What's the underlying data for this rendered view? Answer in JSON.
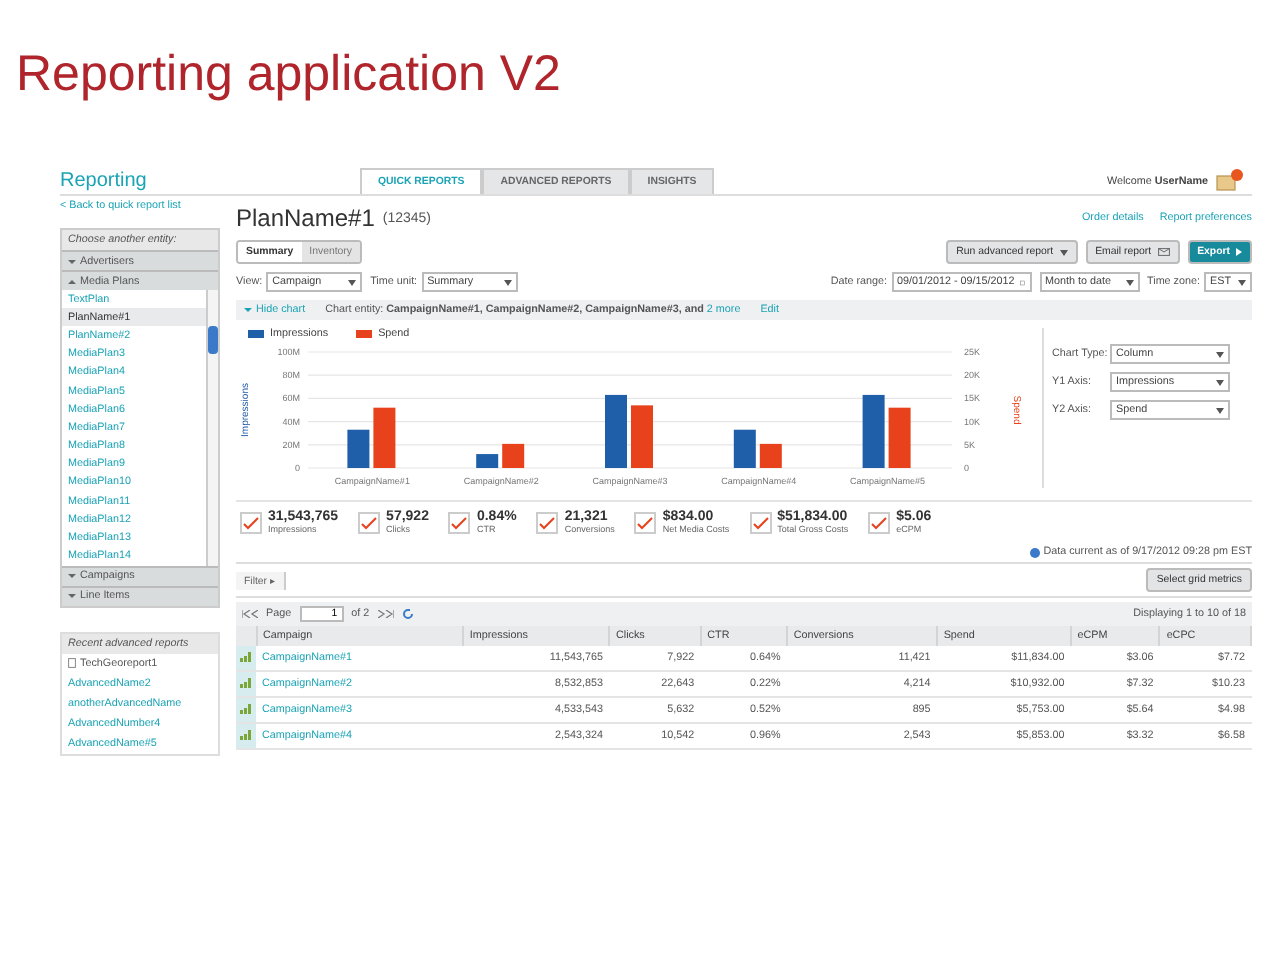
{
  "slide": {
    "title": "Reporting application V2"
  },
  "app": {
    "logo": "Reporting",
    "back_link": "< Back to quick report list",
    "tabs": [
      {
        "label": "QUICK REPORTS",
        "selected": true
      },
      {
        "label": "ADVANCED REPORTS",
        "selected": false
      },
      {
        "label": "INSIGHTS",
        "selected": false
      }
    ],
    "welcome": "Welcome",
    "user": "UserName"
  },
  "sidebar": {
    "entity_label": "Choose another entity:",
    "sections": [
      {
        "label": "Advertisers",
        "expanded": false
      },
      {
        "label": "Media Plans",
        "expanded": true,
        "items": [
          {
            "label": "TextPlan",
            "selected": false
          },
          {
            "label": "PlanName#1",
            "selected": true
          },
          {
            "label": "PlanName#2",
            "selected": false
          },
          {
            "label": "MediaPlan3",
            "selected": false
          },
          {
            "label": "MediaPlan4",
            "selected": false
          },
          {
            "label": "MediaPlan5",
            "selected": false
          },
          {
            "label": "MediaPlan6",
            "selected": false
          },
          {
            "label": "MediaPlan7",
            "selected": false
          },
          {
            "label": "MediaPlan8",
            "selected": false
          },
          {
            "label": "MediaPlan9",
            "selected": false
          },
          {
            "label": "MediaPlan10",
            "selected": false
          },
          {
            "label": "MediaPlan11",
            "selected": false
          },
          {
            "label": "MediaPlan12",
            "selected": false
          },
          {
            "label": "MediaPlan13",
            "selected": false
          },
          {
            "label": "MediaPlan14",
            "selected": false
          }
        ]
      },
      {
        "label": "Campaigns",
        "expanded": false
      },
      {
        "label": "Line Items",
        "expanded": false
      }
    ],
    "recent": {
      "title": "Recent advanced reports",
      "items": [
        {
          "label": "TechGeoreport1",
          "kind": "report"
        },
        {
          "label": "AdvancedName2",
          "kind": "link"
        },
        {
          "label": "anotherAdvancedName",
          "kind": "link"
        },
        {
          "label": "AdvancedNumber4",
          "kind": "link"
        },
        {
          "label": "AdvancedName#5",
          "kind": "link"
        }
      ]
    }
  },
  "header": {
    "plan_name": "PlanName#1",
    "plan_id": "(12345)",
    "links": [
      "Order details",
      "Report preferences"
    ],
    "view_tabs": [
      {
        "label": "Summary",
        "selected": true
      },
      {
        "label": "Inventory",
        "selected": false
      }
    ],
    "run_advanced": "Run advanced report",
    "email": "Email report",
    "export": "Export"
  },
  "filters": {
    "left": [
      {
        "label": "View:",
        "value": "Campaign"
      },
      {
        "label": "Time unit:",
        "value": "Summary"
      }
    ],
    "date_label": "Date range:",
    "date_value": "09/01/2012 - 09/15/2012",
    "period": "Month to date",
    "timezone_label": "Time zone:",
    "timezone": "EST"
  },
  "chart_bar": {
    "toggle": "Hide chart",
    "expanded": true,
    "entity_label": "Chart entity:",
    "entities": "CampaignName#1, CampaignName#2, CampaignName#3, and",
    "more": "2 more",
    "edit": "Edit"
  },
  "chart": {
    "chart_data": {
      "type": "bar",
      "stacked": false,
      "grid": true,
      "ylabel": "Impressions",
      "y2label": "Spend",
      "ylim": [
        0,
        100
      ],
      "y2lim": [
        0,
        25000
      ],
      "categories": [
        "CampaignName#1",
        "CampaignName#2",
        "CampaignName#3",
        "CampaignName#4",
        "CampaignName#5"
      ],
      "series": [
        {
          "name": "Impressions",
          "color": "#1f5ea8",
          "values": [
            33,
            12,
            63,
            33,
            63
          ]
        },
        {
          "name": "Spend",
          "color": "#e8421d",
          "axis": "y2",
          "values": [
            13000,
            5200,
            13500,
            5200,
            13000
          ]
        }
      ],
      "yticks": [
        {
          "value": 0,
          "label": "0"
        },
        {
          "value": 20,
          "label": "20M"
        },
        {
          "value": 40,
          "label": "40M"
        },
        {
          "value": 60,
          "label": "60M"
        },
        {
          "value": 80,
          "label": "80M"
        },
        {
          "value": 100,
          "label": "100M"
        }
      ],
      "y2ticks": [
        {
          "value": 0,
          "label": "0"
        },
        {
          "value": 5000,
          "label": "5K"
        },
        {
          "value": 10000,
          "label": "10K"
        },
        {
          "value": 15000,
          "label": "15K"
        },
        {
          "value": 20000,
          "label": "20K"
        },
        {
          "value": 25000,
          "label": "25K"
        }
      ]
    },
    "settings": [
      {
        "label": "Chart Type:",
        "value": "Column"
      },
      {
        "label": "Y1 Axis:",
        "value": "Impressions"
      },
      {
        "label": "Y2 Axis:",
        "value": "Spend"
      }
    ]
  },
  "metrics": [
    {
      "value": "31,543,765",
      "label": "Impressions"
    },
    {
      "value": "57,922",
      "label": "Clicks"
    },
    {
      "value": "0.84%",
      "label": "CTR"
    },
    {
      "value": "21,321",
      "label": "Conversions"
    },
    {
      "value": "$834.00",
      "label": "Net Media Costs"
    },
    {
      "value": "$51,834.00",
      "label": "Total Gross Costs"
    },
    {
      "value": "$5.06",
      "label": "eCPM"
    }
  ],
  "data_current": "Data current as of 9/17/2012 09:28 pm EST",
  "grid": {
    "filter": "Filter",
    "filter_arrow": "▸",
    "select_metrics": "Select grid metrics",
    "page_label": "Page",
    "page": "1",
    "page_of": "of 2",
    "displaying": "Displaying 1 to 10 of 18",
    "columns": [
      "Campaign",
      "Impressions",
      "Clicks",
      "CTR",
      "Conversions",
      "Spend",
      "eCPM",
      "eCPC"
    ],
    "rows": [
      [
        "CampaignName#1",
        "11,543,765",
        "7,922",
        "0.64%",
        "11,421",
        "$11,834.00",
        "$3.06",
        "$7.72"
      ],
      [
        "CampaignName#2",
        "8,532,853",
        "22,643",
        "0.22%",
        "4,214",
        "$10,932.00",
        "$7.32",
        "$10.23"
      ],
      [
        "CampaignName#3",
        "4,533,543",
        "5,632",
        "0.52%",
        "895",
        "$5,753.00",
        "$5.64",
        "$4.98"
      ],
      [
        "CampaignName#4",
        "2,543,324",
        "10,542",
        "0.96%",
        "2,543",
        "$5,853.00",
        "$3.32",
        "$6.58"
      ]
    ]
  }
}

= = = = =

Work to complete: Every line in the data above that contains "true" needs to be copied.

Written reply:
        "selected": true
        "expanded": true,
            "selected": true
        "selected": true
    "expanded": true,
      "grid": true,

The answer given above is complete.